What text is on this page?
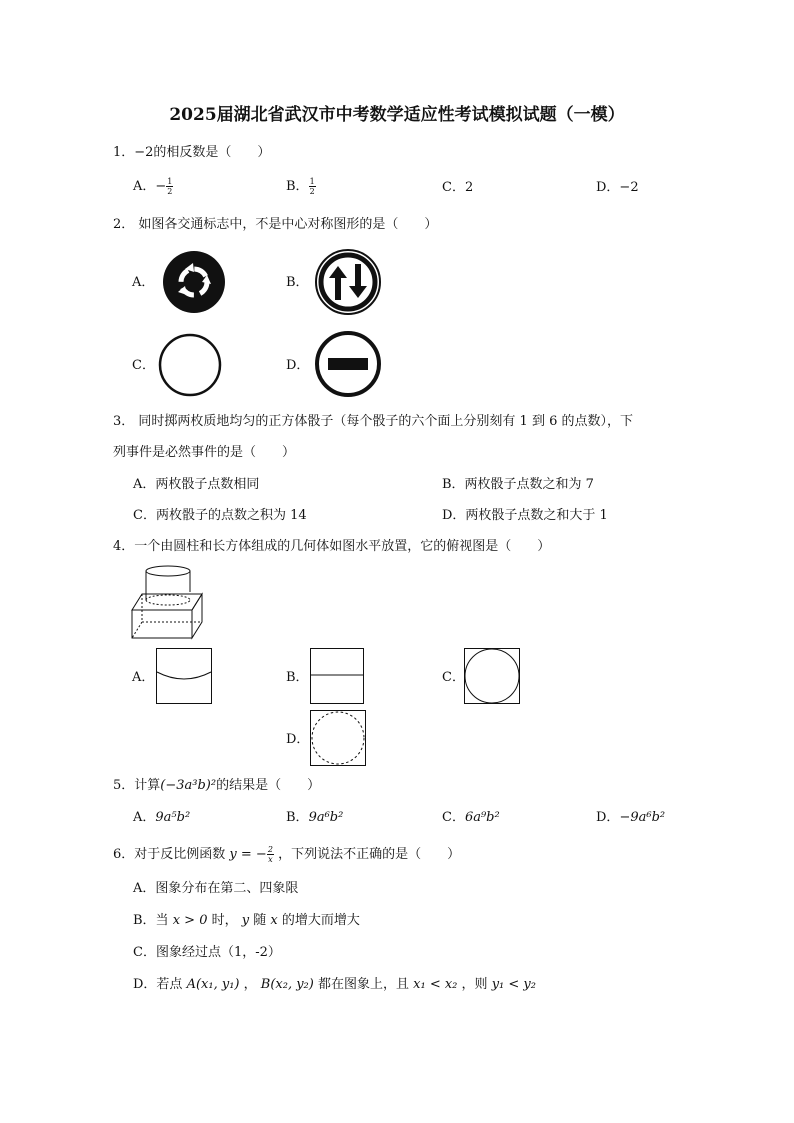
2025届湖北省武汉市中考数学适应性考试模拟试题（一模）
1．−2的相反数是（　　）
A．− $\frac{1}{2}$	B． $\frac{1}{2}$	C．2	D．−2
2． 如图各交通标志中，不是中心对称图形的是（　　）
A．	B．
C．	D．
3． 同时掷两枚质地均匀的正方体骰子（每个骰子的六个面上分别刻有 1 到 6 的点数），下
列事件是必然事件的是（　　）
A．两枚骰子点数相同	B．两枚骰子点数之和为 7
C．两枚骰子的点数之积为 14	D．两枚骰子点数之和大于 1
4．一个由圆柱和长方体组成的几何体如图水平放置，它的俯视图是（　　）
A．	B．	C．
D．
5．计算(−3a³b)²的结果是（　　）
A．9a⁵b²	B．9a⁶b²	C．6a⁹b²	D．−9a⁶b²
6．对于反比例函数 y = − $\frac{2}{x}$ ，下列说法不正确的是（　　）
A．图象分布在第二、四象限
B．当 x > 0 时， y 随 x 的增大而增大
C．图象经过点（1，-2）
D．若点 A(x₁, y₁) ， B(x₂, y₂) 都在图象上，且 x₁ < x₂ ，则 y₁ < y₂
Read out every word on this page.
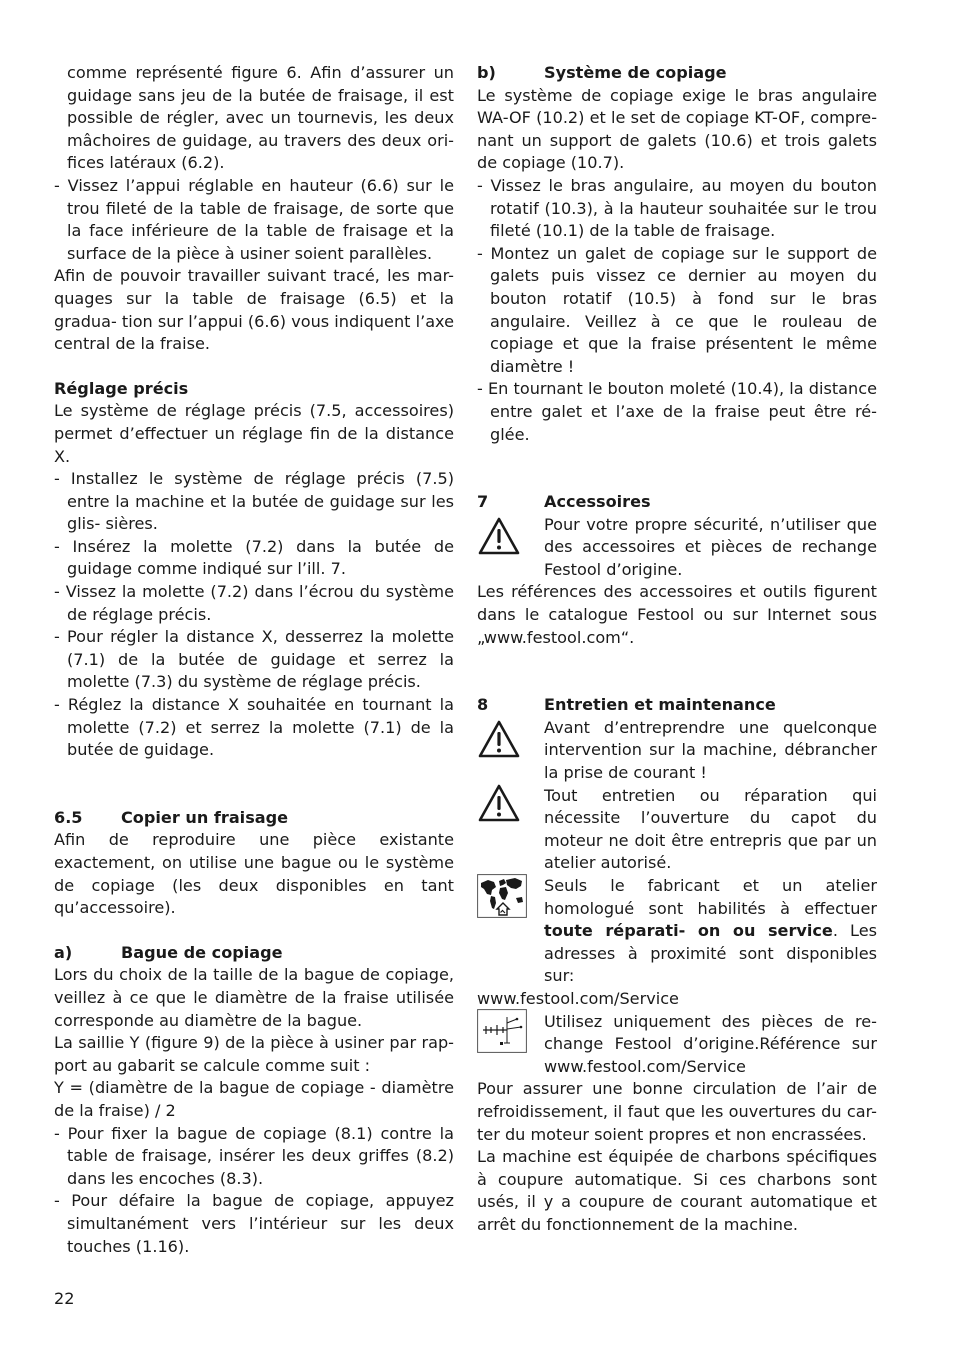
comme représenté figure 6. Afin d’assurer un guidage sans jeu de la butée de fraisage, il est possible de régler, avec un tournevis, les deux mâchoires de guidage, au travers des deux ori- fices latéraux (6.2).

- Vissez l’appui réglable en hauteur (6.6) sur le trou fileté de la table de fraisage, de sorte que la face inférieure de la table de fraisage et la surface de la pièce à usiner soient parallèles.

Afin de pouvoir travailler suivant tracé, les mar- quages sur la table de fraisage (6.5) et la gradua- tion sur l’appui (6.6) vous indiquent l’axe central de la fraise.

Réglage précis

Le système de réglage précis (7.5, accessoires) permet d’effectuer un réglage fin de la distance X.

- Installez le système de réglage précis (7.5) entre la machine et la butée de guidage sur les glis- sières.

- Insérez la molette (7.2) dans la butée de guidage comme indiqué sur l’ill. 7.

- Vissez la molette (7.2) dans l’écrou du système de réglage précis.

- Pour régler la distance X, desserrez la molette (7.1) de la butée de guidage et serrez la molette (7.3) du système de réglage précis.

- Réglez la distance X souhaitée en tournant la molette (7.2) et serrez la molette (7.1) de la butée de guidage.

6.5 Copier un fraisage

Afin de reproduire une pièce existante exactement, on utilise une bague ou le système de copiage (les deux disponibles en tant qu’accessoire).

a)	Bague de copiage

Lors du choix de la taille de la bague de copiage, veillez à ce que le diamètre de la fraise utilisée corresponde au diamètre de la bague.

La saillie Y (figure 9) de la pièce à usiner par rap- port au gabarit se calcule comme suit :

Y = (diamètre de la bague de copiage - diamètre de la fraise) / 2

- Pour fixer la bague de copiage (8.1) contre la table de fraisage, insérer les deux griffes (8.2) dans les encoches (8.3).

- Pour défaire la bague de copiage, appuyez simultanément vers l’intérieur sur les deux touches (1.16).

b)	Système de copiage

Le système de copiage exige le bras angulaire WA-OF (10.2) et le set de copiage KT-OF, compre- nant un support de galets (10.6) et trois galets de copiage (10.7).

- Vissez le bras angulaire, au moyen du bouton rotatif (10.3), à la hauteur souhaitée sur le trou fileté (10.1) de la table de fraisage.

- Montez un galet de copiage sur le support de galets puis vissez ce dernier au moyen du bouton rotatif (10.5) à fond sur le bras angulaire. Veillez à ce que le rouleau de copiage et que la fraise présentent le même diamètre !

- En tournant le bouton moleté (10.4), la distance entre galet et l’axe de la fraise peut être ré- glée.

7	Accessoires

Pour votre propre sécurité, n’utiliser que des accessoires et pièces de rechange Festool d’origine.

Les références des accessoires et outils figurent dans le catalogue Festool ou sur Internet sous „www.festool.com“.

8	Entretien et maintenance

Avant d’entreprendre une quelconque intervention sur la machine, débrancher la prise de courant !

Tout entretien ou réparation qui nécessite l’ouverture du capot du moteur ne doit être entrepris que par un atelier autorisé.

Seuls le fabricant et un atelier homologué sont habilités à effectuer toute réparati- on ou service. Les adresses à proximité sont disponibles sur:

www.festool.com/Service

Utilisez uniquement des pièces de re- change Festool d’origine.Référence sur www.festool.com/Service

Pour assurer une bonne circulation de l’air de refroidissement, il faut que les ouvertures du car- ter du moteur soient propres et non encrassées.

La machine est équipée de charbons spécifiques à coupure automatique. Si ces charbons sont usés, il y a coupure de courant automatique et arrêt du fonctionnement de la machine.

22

What you should do:
Copy out the whole listing exactly, and don't carry over any pictures.

Task output:
What text is on this page?
2025届湖北省武汉市中考数学适应性考试模拟试题（一模）
1．−2的相反数是（　　）
A．− $\frac{1}{2}$	B． $\frac{1}{2}$	C．2	D．−2
2． 如图各交通标志中，不是中心对称图形的是（　　）
A．	B．
C．	D．
3． 同时掷两枚质地均匀的正方体骰子（每个骰子的六个面上分别刻有 1 到 6 的点数），下
列事件是必然事件的是（　　）
A．两枚骰子点数相同	B．两枚骰子点数之和为 7
C．两枚骰子的点数之积为 14	D．两枚骰子点数之和大于 1
4．一个由圆柱和长方体组成的几何体如图水平放置，它的俯视图是（　　）
A．	B．	C．
D．
5．计算(−3a³b)²的结果是（　　）
A．9a⁵b²	B．9a⁶b²	C．6a⁹b²	D．−9a⁶b²
6．对于反比例函数 y = − $\frac{2}{x}$ ，下列说法不正确的是（　　）
A．图象分布在第二、四象限
B．当 x > 0 时， y 随 x 的增大而增大
C．图象经过点（1，-2）
D．若点 A(x₁, y₁) ， B(x₂, y₂) 都在图象上，且 x₁ < x₂ ，则 y₁ < y₂
Read out every word on this page.
comme représenté figure 6. Afin d’assurer un guidage sans jeu de la butée de fraisage, il est possible de régler, avec un tournevis, les deux mâchoires de guidage, au travers des deux ori- fices latéraux (6.2).

- Vissez l’appui réglable en hauteur (6.6) sur le trou fileté de la table de fraisage, de sorte que la face inférieure de la table de fraisage et la surface de la pièce à usiner soient parallèles.

Afin de pouvoir travailler suivant tracé, les mar- quages sur la table de fraisage (6.5) et la gradua- tion sur l’appui (6.6) vous indiquent l’axe central de la fraise.

Réglage précis

Le système de réglage précis (7.5, accessoires) permet d’effectuer un réglage fin de la distance X.

- Installez le système de réglage précis (7.5) entre la machine et la butée de guidage sur les glis- sières.

- Insérez la molette (7.2) dans la butée de guidage comme indiqué sur l’ill. 7.

- Vissez la molette (7.2) dans l’écrou du système de réglage précis.

- Pour régler la distance X, desserrez la molette (7.1) de la butée de guidage et serrez la molette (7.3) du système de réglage précis.

- Réglez la distance X souhaitée en tournant la molette (7.2) et serrez la molette (7.1) de la butée de guidage.

6.5 Copier un fraisage

Afin de reproduire une pièce existante exactement, on utilise une bague ou le système de copiage (les deux disponibles en tant qu’accessoire).

a)	Bague de copiage

Lors du choix de la taille de la bague de copiage, veillez à ce que le diamètre de la fraise utilisée corresponde au diamètre de la bague.

La saillie Y (figure 9) de la pièce à usiner par rap- port au gabarit se calcule comme suit :

Y = (diamètre de la bague de copiage - diamètre de la fraise) / 2

- Pour fixer la bague de copiage (8.1) contre la table de fraisage, insérer les deux griffes (8.2) dans les encoches (8.3).

- Pour défaire la bague de copiage, appuyez simultanément vers l’intérieur sur les deux touches (1.16).

b)	Système de copiage

Le système de copiage exige le bras angulaire WA-OF (10.2) et le set de copiage KT-OF, compre- nant un support de galets (10.6) et trois galets de copiage (10.7).

- Vissez le bras angulaire, au moyen du bouton rotatif (10.3), à la hauteur souhaitée sur le trou fileté (10.1) de la table de fraisage.

- Montez un galet de copiage sur le support de galets puis vissez ce dernier au moyen du bouton rotatif (10.5) à fond sur le bras angulaire. Veillez à ce que le rouleau de copiage et que la fraise présentent le même diamètre !

- En tournant le bouton moleté (10.4), la distance entre galet et l’axe de la fraise peut être ré- glée.

7	Accessoires

Pour votre propre sécurité, n’utiliser que des accessoires et pièces de rechange Festool d’origine.

Les références des accessoires et outils figurent dans le catalogue Festool ou sur Internet sous „www.festool.com“.

8	Entretien et maintenance

Avant d’entreprendre une quelconque intervention sur la machine, débrancher la prise de courant !

Tout entretien ou réparation qui nécessite l’ouverture du capot du moteur ne doit être entrepris que par un atelier autorisé.

Seuls le fabricant et un atelier homologué sont habilités à effectuer toute réparati- on ou service. Les adresses à proximité sont disponibles sur:

www.festool.com/Service

Utilisez uniquement des pièces de re- change Festool d’origine.Référence sur www.festool.com/Service

Pour assurer une bonne circulation de l’air de refroidissement, il faut que les ouvertures du car- ter du moteur soient propres et non encrassées.

La machine est équipée de charbons spécifiques à coupure automatique. Si ces charbons sont usés, il y a coupure de courant automatique et arrêt du fonctionnement de la machine.

22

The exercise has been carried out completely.